§ Given instruction
Which lines contain the string "JSON"? Please list every one of them.

§ Data to use
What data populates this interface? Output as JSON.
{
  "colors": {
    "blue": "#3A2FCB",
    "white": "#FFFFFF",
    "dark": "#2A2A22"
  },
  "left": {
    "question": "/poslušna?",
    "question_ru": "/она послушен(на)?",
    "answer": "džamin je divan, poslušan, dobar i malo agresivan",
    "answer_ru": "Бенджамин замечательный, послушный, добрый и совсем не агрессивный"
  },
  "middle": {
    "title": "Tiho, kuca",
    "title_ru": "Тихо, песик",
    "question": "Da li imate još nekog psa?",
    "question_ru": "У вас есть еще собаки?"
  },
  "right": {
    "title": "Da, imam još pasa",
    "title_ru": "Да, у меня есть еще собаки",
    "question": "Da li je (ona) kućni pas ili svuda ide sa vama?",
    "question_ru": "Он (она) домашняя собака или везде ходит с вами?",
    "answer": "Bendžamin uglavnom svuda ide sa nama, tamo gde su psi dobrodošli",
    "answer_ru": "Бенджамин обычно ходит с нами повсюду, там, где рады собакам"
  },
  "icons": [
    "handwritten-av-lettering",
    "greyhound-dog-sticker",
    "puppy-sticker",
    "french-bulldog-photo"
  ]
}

--

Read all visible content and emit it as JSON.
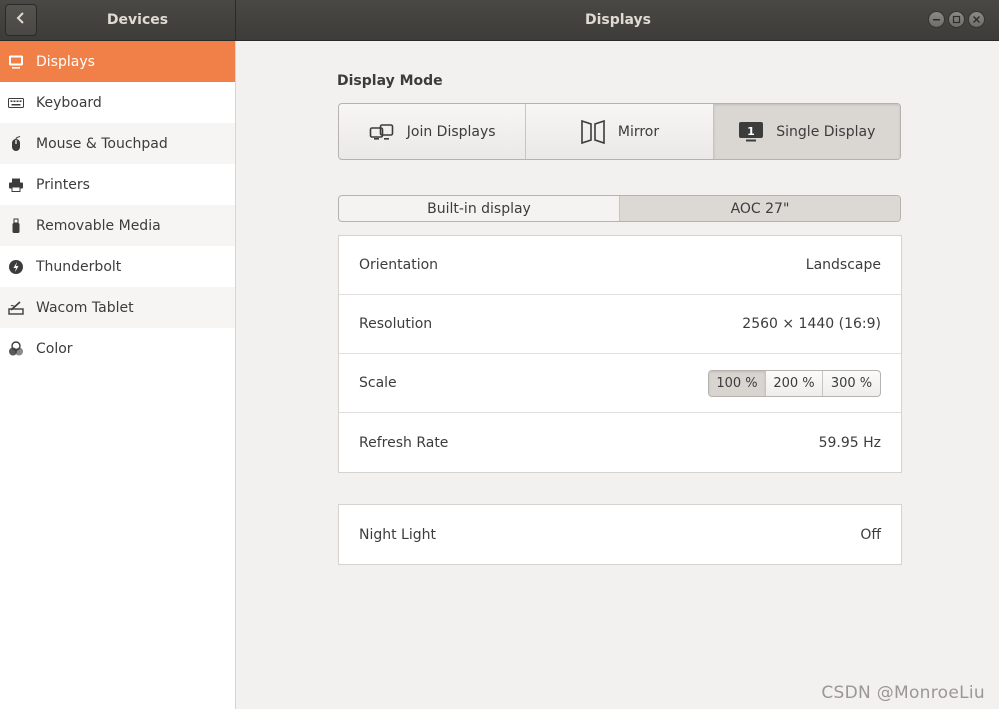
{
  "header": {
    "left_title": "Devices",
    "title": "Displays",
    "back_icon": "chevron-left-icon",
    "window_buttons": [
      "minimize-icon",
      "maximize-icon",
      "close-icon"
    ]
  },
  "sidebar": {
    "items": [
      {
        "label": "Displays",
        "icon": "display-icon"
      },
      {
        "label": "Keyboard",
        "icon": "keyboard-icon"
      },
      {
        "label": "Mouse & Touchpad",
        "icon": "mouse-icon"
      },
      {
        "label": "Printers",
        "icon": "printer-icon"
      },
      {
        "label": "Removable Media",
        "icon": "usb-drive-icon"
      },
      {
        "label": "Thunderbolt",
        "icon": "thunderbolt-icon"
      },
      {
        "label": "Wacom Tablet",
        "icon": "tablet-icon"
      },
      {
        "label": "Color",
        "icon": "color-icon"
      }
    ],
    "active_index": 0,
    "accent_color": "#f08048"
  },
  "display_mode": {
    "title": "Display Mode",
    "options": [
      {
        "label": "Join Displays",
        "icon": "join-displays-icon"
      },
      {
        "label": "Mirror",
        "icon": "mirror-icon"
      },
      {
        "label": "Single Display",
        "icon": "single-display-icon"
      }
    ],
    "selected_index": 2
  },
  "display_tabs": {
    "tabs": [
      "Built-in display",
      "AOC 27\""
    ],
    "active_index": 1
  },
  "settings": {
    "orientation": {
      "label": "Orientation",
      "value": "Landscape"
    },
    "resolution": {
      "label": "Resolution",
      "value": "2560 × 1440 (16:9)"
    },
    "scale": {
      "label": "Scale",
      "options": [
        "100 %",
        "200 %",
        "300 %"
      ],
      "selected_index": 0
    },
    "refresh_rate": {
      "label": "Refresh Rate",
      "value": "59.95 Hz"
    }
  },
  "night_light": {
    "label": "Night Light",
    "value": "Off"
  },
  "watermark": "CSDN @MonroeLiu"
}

--

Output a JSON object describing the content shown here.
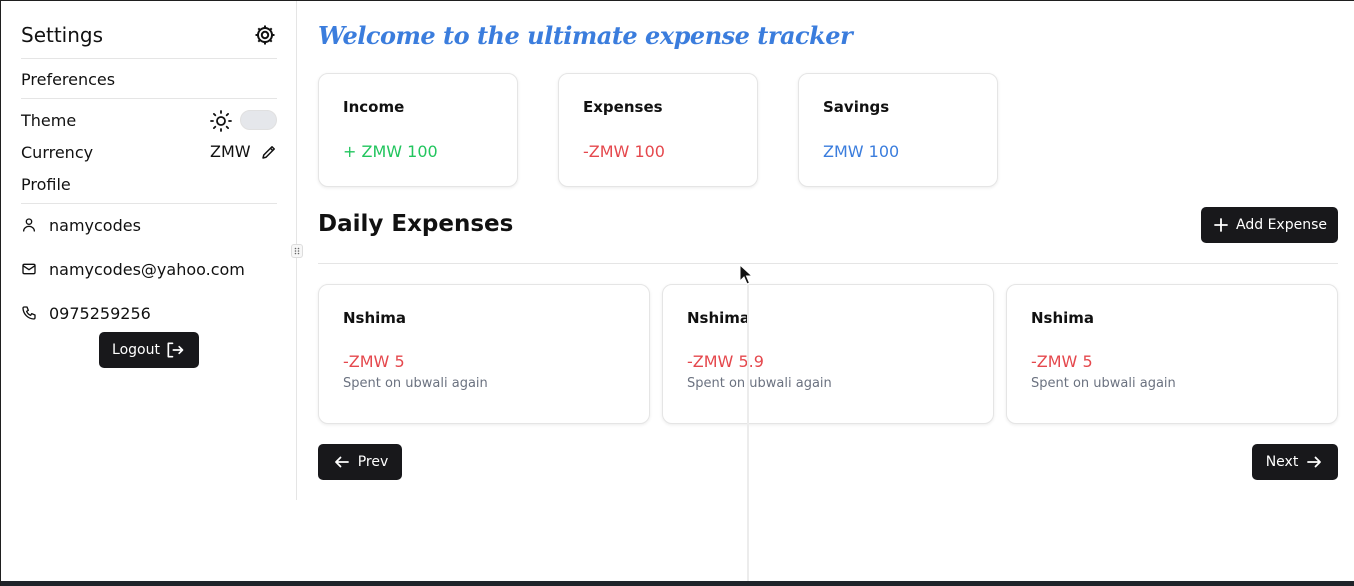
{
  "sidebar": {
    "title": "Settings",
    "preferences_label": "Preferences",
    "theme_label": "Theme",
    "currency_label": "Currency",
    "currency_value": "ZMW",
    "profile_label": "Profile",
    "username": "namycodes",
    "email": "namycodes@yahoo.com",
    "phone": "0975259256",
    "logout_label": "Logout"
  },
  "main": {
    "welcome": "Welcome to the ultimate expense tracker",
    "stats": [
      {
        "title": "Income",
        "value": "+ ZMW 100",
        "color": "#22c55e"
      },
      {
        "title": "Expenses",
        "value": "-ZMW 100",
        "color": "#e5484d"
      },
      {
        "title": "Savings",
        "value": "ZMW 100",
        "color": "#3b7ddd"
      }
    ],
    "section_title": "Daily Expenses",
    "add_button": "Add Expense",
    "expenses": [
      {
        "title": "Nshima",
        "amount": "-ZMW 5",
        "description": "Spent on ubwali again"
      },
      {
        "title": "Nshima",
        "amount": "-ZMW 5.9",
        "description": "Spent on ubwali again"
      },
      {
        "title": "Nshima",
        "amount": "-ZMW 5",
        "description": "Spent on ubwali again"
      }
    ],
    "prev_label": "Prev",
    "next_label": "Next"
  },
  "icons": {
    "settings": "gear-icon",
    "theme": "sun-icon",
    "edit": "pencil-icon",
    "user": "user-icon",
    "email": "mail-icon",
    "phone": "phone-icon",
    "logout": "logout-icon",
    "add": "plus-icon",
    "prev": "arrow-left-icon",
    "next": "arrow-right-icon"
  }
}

§ Output for this exercise
What data populates this interface? Output as JSON.
Read all visible content and emit it as JSON.
Output a JSON object describing the content shown here.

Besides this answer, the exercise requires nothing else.